A finales de junio de 1994, la policía entró en un domicilio de Florida (EEUU) y encontró los cuerpos sin vida de Casimir Sucharski, el dueño de un local nocturno, y dos de sus bailarinas, Sharon Anderson y Marie Rodgers. Hubo dos acusados, Seth Peñalver y Pablo Ibar. Tras celebrarse tres juicios, ambos fueron condenados a muerte. Ibar y su familia hicieron lo posible porque se revisase la condena. Hasta hoy, que siguen luchando por demostrar su inocencia.

SÓLO SE HAN RESUELTO DOS DE LAS SIETE MOCIONES PRESENTADAS

A pesar de la anulación de la condena por parte del Tribunal Supremo, la Fiscalía del Estado ha vuelto a pedir para él una condena a muerte y el nuevo juicio no tiene todavía fecha de celebración. Es más, en el último año sólo se han debatido cuestiones previas, y solo dos de las siete mociones presentadas por la defensa: una primera para pedir su libertad provisional, que fue denegada, y una segunda para que no se admita el testimonio de un testigo, Gary Foy, que la defensa entiende que en el primer juicio estuvo "dirigido por la Policía". El juez aún tiene que dictaminar sobre esta segunda.

Krakenbergen ha dado por hecho que el juicio no se celebrará este año. "Lo malo es que no hay fecha, pero seguimos todo lo fuertes que sea posible hasta que podamos", ha dicho Cándido Ibar, padre de Pablo. Según ha relatado, su hijo está fuerte y bien de salud, aunque "hasta cierto punto, desesperado". En la prisión en la que se encuentra ahora, la del Condado de Broward (Florida), tiene "más presión y más miedo", ya que en la de antes tenía "más seguridad y conocía a la gente y a los guardias".

Conjunto de tareas:
[1] Enumera a las tres personas cuyos cuerpos sin vida encontró la policía, según el texto sobre el caso de Pablo Ibar.
[2] Según el texto sobre el caso de Pablo Ibar, ¿qué solicitaba la primera de las dos mociones de la defensa que se han resuelto?
[3] Prosigue el texto sobre el caso de Pablo Ibar a partir de su última oración.

[Registros de una colección de datos]
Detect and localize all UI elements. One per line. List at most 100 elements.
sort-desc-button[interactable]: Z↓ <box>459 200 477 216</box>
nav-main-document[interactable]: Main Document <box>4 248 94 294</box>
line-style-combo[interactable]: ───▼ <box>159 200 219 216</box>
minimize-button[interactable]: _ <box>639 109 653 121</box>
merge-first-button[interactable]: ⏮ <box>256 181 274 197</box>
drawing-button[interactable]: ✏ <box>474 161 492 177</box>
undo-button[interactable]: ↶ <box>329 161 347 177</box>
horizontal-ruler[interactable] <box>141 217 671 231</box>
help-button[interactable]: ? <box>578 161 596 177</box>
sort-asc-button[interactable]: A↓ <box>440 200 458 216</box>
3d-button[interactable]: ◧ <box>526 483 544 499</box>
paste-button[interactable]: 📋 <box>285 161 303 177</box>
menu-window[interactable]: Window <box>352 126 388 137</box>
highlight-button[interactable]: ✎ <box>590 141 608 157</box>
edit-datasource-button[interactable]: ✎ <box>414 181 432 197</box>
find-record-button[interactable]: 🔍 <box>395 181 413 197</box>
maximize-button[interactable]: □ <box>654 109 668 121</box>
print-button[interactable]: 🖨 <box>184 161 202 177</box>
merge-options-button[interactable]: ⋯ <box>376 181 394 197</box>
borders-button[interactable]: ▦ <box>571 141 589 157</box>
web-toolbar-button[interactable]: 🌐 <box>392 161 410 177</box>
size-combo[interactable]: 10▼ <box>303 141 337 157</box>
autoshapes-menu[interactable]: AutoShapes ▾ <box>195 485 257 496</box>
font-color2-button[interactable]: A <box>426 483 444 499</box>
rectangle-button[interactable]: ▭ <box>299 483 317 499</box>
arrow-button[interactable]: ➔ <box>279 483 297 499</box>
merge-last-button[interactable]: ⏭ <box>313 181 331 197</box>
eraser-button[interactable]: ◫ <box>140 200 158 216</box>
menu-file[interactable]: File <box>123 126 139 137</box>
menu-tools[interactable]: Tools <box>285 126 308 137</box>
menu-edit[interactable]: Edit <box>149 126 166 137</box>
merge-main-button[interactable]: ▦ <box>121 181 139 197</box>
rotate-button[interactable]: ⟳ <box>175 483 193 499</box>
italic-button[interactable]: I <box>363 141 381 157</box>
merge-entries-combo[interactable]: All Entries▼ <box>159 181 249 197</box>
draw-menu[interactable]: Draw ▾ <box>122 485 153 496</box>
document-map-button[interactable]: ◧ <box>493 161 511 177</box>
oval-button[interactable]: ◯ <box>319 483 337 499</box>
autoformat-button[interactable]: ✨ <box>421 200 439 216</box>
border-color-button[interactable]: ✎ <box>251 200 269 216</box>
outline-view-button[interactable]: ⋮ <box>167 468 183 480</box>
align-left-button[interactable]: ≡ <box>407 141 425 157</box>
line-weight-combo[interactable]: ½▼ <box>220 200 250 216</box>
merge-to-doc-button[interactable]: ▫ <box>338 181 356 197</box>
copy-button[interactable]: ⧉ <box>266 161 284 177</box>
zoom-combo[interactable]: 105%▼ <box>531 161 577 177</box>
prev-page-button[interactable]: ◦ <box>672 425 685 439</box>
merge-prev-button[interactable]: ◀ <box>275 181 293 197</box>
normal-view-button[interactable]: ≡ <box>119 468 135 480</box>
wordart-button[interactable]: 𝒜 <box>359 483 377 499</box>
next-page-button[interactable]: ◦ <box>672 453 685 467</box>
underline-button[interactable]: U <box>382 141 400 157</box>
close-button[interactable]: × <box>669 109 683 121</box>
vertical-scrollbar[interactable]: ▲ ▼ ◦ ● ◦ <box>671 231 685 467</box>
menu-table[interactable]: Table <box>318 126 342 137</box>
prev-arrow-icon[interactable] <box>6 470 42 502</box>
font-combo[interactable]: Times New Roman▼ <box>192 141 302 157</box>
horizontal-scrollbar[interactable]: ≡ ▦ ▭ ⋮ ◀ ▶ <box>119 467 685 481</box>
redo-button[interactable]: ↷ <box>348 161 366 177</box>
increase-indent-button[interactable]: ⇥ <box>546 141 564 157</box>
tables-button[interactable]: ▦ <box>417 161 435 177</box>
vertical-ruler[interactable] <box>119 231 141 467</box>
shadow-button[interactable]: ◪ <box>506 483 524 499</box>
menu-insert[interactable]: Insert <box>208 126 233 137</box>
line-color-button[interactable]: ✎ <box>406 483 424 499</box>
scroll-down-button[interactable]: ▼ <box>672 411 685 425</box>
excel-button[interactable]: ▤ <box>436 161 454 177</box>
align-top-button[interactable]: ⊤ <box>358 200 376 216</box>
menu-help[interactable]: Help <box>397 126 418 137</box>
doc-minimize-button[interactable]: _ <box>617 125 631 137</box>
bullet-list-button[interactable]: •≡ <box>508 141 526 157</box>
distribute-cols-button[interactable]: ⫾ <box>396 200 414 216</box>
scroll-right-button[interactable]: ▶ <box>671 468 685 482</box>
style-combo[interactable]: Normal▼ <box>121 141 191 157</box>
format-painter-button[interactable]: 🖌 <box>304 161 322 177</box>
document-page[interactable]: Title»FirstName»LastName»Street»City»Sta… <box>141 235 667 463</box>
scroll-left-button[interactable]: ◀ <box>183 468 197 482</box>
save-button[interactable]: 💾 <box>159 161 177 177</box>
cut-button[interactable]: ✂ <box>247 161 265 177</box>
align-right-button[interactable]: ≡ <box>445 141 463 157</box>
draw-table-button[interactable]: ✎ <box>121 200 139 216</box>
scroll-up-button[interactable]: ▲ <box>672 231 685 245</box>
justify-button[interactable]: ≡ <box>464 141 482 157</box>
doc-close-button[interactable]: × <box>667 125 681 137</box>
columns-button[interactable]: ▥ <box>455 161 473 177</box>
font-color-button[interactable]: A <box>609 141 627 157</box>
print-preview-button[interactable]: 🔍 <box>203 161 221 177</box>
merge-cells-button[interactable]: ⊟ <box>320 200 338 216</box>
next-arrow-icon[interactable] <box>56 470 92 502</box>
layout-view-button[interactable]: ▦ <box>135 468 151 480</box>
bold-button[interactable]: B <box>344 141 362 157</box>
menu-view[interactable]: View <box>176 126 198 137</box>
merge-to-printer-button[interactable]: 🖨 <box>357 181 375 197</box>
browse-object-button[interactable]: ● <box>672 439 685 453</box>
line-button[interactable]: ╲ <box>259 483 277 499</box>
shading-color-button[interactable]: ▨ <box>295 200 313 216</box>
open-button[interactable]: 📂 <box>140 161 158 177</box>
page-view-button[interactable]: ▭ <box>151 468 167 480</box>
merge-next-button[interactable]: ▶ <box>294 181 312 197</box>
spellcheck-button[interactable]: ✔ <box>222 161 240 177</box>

Respuestas dadas:
[1] Casimir Sucharski, Sharon Anderson y Marie Rodgers.

[2] Solicitaba la libertad provisional de Pablo Ibar, que fue denegada.

[3]
UN PROCESO LARGO

A pesar de que han pasado 16 años esperando su ejecución, Pablo Ibar y su familia siguen teniendo esperanza. "El problema es que esto es muy largo y no sabemos cuándo se repetirá el juicio, pero está muy fuerte. No sé cómo lo hace", explica su padre. "Para nosotros, la repetición del juicio es la última oportunidad para Pablo, porque estamos desesperados", insiste Krakenberger a su lado.

Ha explicado que la campaña de microfinanciación se lanza con la esperanza de poder cubrir el presupuesto de la defensa, de 1.300.000 dólares, que cubre los honorarios de un equipo de abogados y el coste de las pruebas periciales. Hasta el momento se ha enviado a Estados Unidos el 57,55% de ese presupuesto, es decir, 748.150 dólares, y con cargo a los presupuestos de diversas instituciones públicas se han conseguido 161.530 dólares. Todo ello significa que queda por recaudar 390.319 dólares, es decir, 348.507 euros, que es el objetivo de la campaña a la que se puede acceder en la página web de la asociación.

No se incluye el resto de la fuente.